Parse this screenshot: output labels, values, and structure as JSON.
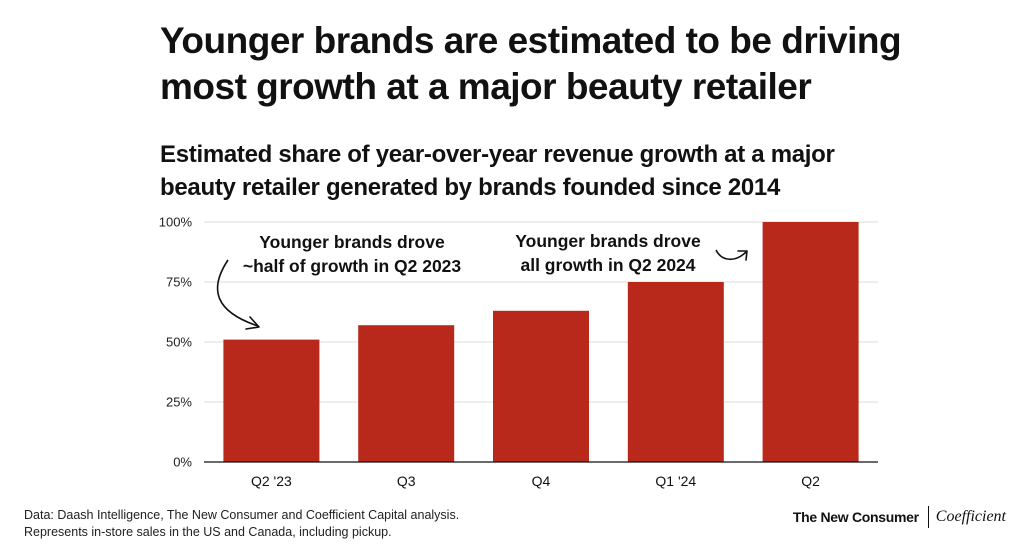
{
  "header": {
    "title_line1": "Younger brands are estimated to be driving",
    "title_line2": "most growth at a major beauty retailer",
    "subtitle_line1": "Estimated share of year-over-year revenue growth at a major",
    "subtitle_line2": "beauty retailer generated by brands founded since 2014"
  },
  "chart_data": {
    "type": "bar",
    "title": "Estimated share of year-over-year revenue growth at a major beauty retailer generated by brands founded since 2014",
    "categories": [
      "Q2 '23",
      "Q3",
      "Q4",
      "Q1 '24",
      "Q2"
    ],
    "values": [
      51,
      57,
      63,
      75,
      100
    ],
    "unit": "%",
    "ylim": [
      0,
      100
    ],
    "yticks": [
      0,
      25,
      50,
      75,
      100
    ],
    "ytick_labels": [
      "0%",
      "25%",
      "50%",
      "75%",
      "100%"
    ],
    "grid": true,
    "bar_color": "#b8281b",
    "annotations": [
      {
        "category": "Q2 '23",
        "lines": [
          "Younger brands drove",
          "~half of growth in Q2 2023"
        ]
      },
      {
        "category": "Q2",
        "lines": [
          "Younger brands drove",
          "all growth in Q2 2024"
        ]
      }
    ]
  },
  "footer": {
    "source_line1": "Data: Daash Intelligence, The New Consumer and Coefficient Capital analysis.",
    "source_line2": "Represents in-store sales in the US and Canada, including pickup.",
    "logo_left": "The New Consumer",
    "logo_right": "Coefficient"
  }
}
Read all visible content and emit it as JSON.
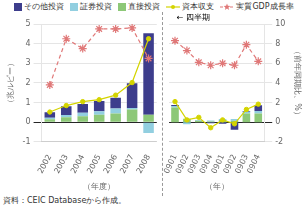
{
  "chart_data": [
    {
      "type": "bar",
      "stacked": true,
      "grid": true,
      "legend": "top",
      "categories": [
        "2002",
        "2003",
        "2004",
        "2005",
        "2006",
        "2007",
        "2008"
      ],
      "xlabel": "（年度）",
      "ylabel": "（兆ルピー）",
      "ylim": [
        -1,
        5
      ],
      "yticks": [
        -1,
        0,
        1,
        2,
        3,
        4,
        5
      ],
      "y2lim": [
        -2,
        10
      ],
      "annotations": [
        "資料：CEIC Databaseから作成。"
      ],
      "series": [
        {
          "name": "直接投資",
          "color": "#8dc878",
          "values": [
            0.15,
            0.25,
            0.3,
            0.38,
            0.45,
            0.65,
            0.38
          ]
        },
        {
          "name": "証券投資",
          "color": "#92cfe0",
          "values": [
            0.08,
            0.12,
            0.18,
            0.18,
            0.25,
            0.08,
            -0.55
          ]
        },
        {
          "name": "その他投資",
          "color": "#3d3d8c",
          "values": [
            0.28,
            0.45,
            0.45,
            0.52,
            0.55,
            1.25,
            4.15
          ]
        },
        {
          "name": "資本収支",
          "type": "line",
          "color": "#d4d400",
          "marker": "circle",
          "line_style": "solid",
          "values": [
            0.52,
            0.85,
            1.05,
            1.15,
            1.38,
            2.02,
            4.25
          ]
        },
        {
          "name": "実質GDP成長率",
          "type": "line",
          "axis": "y2",
          "color": "#e07878",
          "marker": "star",
          "line_style": "dashed",
          "values": [
            3.8,
            8.5,
            7.5,
            9.5,
            9.5,
            9.6,
            6.5
          ]
        }
      ]
    },
    {
      "type": "bar",
      "stacked": true,
      "grid": true,
      "categories": [
        "0901",
        "0902",
        "0903",
        "0904",
        "0901",
        "0902",
        "0903",
        "0904"
      ],
      "xlabel": "（年）",
      "y2label": "（前年同期比、%）",
      "ylim": [
        -1,
        5
      ],
      "y2lim": [
        -2,
        10
      ],
      "y2ticks": [
        -2,
        0,
        2,
        4,
        6,
        8,
        10
      ],
      "annotations": [
        "← 四半期"
      ],
      "series": [
        {
          "name": "直接投資",
          "color": "#8dc878",
          "values": [
            0.75,
            0.18,
            0.08,
            0.04,
            0.12,
            0.08,
            0.45,
            0.45
          ]
        },
        {
          "name": "証券投資",
          "color": "#92cfe0",
          "values": [
            0.08,
            -0.1,
            0.04,
            0.05,
            0.04,
            0.08,
            0.08,
            0.12
          ]
        },
        {
          "name": "その他投資",
          "color": "#3d3d8c",
          "values": [
            0.05,
            0.0,
            0.0,
            -0.05,
            -0.08,
            -0.38,
            0.04,
            0.3
          ]
        },
        {
          "name": "資本収支",
          "type": "line",
          "color": "#d4d400",
          "marker": "circle",
          "line_style": "solid",
          "values": [
            1.05,
            0.12,
            0.25,
            -0.28,
            0.12,
            -0.08,
            0.65,
            0.92
          ]
        },
        {
          "name": "実質GDP成長率",
          "type": "line",
          "axis": "y2",
          "color": "#e07878",
          "marker": "star",
          "line_style": "dashed",
          "values": [
            8.3,
            7.3,
            6.1,
            5.8,
            6.0,
            5.8,
            7.9,
            6.2
          ]
        }
      ]
    }
  ]
}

= = = = = = =

Task instructions |
Copy out the records above in full, exactly as written, but not the pictures.

Output |
Parse this screenshot: output labels, values, and structure as JSON.
{
  "header": {
    "title_line1": "Younger brands are estimated to be driving",
    "title_line2": "most growth at a major beauty retailer",
    "subtitle_line1": "Estimated share of year-over-year revenue growth at a major",
    "subtitle_line2": "beauty retailer generated by brands founded since 2014"
  },
  "chart_data": {
    "type": "bar",
    "title": "Estimated share of year-over-year revenue growth at a major beauty retailer generated by brands founded since 2014",
    "categories": [
      "Q2 '23",
      "Q3",
      "Q4",
      "Q1 '24",
      "Q2"
    ],
    "values": [
      51,
      57,
      63,
      75,
      100
    ],
    "unit": "%",
    "ylim": [
      0,
      100
    ],
    "yticks": [
      0,
      25,
      50,
      75,
      100
    ],
    "ytick_labels": [
      "0%",
      "25%",
      "50%",
      "75%",
      "100%"
    ],
    "grid": true,
    "bar_color": "#b8281b",
    "annotations": [
      {
        "category": "Q2 '23",
        "lines": [
          "Younger brands drove",
          "~half of growth in Q2 2023"
        ]
      },
      {
        "category": "Q2",
        "lines": [
          "Younger brands drove",
          "all growth in Q2 2024"
        ]
      }
    ]
  },
  "footer": {
    "source_line1": "Data: Daash Intelligence, The New Consumer and Coefficient Capital analysis.",
    "source_line2": "Represents in-store sales in the US and Canada, including pickup.",
    "logo_left": "The New Consumer",
    "logo_right": "Coefficient"
  }
}
Read all visible content and emit it as JSON.
{
  "chart_data": [
    {
      "type": "bar",
      "stacked": true,
      "grid": true,
      "legend": "top",
      "categories": [
        "2002",
        "2003",
        "2004",
        "2005",
        "2006",
        "2007",
        "2008"
      ],
      "xlabel": "（年度）",
      "ylabel": "（兆ルピー）",
      "ylim": [
        -1,
        5
      ],
      "yticks": [
        -1,
        0,
        1,
        2,
        3,
        4,
        5
      ],
      "y2lim": [
        -2,
        10
      ],
      "annotations": [
        "資料：CEIC Databaseから作成。"
      ],
      "series": [
        {
          "name": "直接投資",
          "color": "#8dc878",
          "values": [
            0.15,
            0.25,
            0.3,
            0.38,
            0.45,
            0.65,
            0.38
          ]
        },
        {
          "name": "証券投資",
          "color": "#92cfe0",
          "values": [
            0.08,
            0.12,
            0.18,
            0.18,
            0.25,
            0.08,
            -0.55
          ]
        },
        {
          "name": "その他投資",
          "color": "#3d3d8c",
          "values": [
            0.28,
            0.45,
            0.45,
            0.52,
            0.55,
            1.25,
            4.15
          ]
        },
        {
          "name": "資本収支",
          "type": "line",
          "color": "#d4d400",
          "marker": "circle",
          "line_style": "solid",
          "values": [
            0.52,
            0.85,
            1.05,
            1.15,
            1.38,
            2.02,
            4.25
          ]
        },
        {
          "name": "実質GDP成長率",
          "type": "line",
          "axis": "y2",
          "color": "#e07878",
          "marker": "star",
          "line_style": "dashed",
          "values": [
            3.8,
            8.5,
            7.5,
            9.5,
            9.5,
            9.6,
            6.5
          ]
        }
      ]
    },
    {
      "type": "bar",
      "stacked": true,
      "grid": true,
      "categories": [
        "0901",
        "0902",
        "0903",
        "0904",
        "0901",
        "0902",
        "0903",
        "0904"
      ],
      "xlabel": "（年）",
      "y2label": "（前年同期比、%）",
      "ylim": [
        -1,
        5
      ],
      "y2lim": [
        -2,
        10
      ],
      "y2ticks": [
        -2,
        0,
        2,
        4,
        6,
        8,
        10
      ],
      "annotations": [
        "← 四半期"
      ],
      "series": [
        {
          "name": "直接投資",
          "color": "#8dc878",
          "values": [
            0.75,
            0.18,
            0.08,
            0.04,
            0.12,
            0.08,
            0.45,
            0.45
          ]
        },
        {
          "name": "証券投資",
          "color": "#92cfe0",
          "values": [
            0.08,
            -0.1,
            0.04,
            0.05,
            0.04,
            0.08,
            0.08,
            0.12
          ]
        },
        {
          "name": "その他投資",
          "color": "#3d3d8c",
          "values": [
            0.05,
            0.0,
            0.0,
            -0.05,
            -0.08,
            -0.38,
            0.04,
            0.3
          ]
        },
        {
          "name": "資本収支",
          "type": "line",
          "color": "#d4d400",
          "marker": "circle",
          "line_style": "solid",
          "values": [
            1.05,
            0.12,
            0.25,
            -0.28,
            0.12,
            -0.08,
            0.65,
            0.92
          ]
        },
        {
          "name": "実質GDP成長率",
          "type": "line",
          "axis": "y2",
          "color": "#e07878",
          "marker": "star",
          "line_style": "dashed",
          "values": [
            8.3,
            7.3,
            6.1,
            5.8,
            6.0,
            5.8,
            7.9,
            6.2
          ]
        }
      ]
    }
  ]
}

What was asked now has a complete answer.